* [Data for the task]:
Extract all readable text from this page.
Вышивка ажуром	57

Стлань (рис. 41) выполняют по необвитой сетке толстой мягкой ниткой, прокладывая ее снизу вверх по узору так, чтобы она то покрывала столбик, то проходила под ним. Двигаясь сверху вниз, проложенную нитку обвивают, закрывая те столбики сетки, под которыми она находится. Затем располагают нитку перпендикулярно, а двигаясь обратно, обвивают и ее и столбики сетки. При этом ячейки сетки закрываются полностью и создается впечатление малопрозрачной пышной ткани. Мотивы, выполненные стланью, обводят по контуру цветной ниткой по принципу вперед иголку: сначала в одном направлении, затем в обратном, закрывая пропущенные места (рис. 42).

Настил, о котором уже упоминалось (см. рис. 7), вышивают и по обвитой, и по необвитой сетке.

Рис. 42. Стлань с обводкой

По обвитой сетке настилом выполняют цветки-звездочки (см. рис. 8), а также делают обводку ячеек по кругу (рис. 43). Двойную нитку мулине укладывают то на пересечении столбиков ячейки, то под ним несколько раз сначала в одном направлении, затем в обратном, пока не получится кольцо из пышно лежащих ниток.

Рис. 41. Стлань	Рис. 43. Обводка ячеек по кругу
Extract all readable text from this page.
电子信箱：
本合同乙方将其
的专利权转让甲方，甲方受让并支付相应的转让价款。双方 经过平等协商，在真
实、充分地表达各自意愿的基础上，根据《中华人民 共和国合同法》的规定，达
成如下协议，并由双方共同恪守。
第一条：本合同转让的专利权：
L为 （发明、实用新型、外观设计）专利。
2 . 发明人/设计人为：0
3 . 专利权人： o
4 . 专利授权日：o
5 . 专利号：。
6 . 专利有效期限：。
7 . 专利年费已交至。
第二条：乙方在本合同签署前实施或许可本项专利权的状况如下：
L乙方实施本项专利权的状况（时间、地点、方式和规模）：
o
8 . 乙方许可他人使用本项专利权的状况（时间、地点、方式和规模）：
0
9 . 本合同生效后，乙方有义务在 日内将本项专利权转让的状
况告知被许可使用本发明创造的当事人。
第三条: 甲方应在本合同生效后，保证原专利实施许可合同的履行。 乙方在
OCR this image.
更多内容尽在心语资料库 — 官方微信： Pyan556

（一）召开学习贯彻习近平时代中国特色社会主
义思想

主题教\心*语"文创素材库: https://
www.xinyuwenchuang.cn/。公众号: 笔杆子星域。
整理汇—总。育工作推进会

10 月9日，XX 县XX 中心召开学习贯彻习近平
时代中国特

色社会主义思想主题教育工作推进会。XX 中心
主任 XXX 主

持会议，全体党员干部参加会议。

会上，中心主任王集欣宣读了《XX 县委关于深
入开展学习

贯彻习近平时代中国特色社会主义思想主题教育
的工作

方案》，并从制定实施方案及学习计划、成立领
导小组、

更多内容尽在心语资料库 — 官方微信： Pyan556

* [Task statement]: All of the entries above must be quoted exactly.

* [Solution to this exercise]:
Extract all readable text from this page.
Вышивка ажуром	57

Стлань (рис. 41) выполняют по необвитой сетке толстой мягкой ниткой, прокладывая ее снизу вверх по узору так, чтобы она то покрывала столбик, то проходила под ним. Двигаясь сверху вниз, проложенную нитку обвивают, закрывая те столбики сетки, под которыми она находится. Затем располагают нитку перпендикулярно, а двигаясь обратно, обвивают и ее и столбики сетки. При этом ячейки сетки закрываются полностью и создается впечатление малопрозрачной пышной ткани. Мотивы, выполненные стланью, обводят по контуру цветной ниткой по принципу вперед иголку: сначала в одном направлении, затем в обратном, закрывая пропущенные места (рис. 42).

Настил, о котором уже упоминалось (см. рис. 7), вышивают и по обвитой, и по необвитой сетке.

Рис. 42. Стлань с обводкой

По обвитой сетке настилом выполняют цветки-звездочки (см. рис. 8), а также делают обводку ячеек по кругу (рис. 43). Двойную нитку мулине укладывают то на пересечении столбиков ячейки, то под ним несколько раз сначала в одном направлении, затем в обратном, пока не получится кольцо из пышно лежащих ниток.

Рис. 41. Стлань	Рис. 43. Обводка ячеек по кругу
Extract all readable text from this page.
电子信箱：
本合同乙方将其
的专利权转让甲方，甲方受让并支付相应的转让价款。双方 经过平等协商，在真
实、充分地表达各自意愿的基础上，根据《中华人民 共和国合同法》的规定，达
成如下协议，并由双方共同恪守。
第一条：本合同转让的专利权：
L为 （发明、实用新型、外观设计）专利。
2 . 发明人/设计人为：0
3 . 专利权人： o
4 . 专利授权日：o
5 . 专利号：。
6 . 专利有效期限：。
7 . 专利年费已交至。
第二条：乙方在本合同签署前实施或许可本项专利权的状况如下：
L乙方实施本项专利权的状况（时间、地点、方式和规模）：
o
8 . 乙方许可他人使用本项专利权的状况（时间、地点、方式和规模）：
0
9 . 本合同生效后，乙方有义务在 日内将本项专利权转让的状
况告知被许可使用本发明创造的当事人。
第三条: 甲方应在本合同生效后，保证原专利实施许可合同的履行。 乙方在
OCR this image.
更多内容尽在心语资料库 — 官方微信： Pyan556

（一）召开学习贯彻习近平时代中国特色社会主
义思想

主题教\心*语"文创素材库: https://
www.xinyuwenchuang.cn/。公众号: 笔杆子星域。
整理汇—总。育工作推进会

10 月9日，XX 县XX 中心召开学习贯彻习近平
时代中国特

色社会主义思想主题教育工作推进会。XX 中心
主任 XXX 主

持会议，全体党员干部参加会议。

会上，中心主任王集欣宣读了《XX 县委关于深
入开展学习

贯彻习近平时代中国特色社会主义思想主题教育
的工作

方案》，并从制定实施方案及学习计划、成立领
导小组、

更多内容尽在心语资料库 — 官方微信： Pyan556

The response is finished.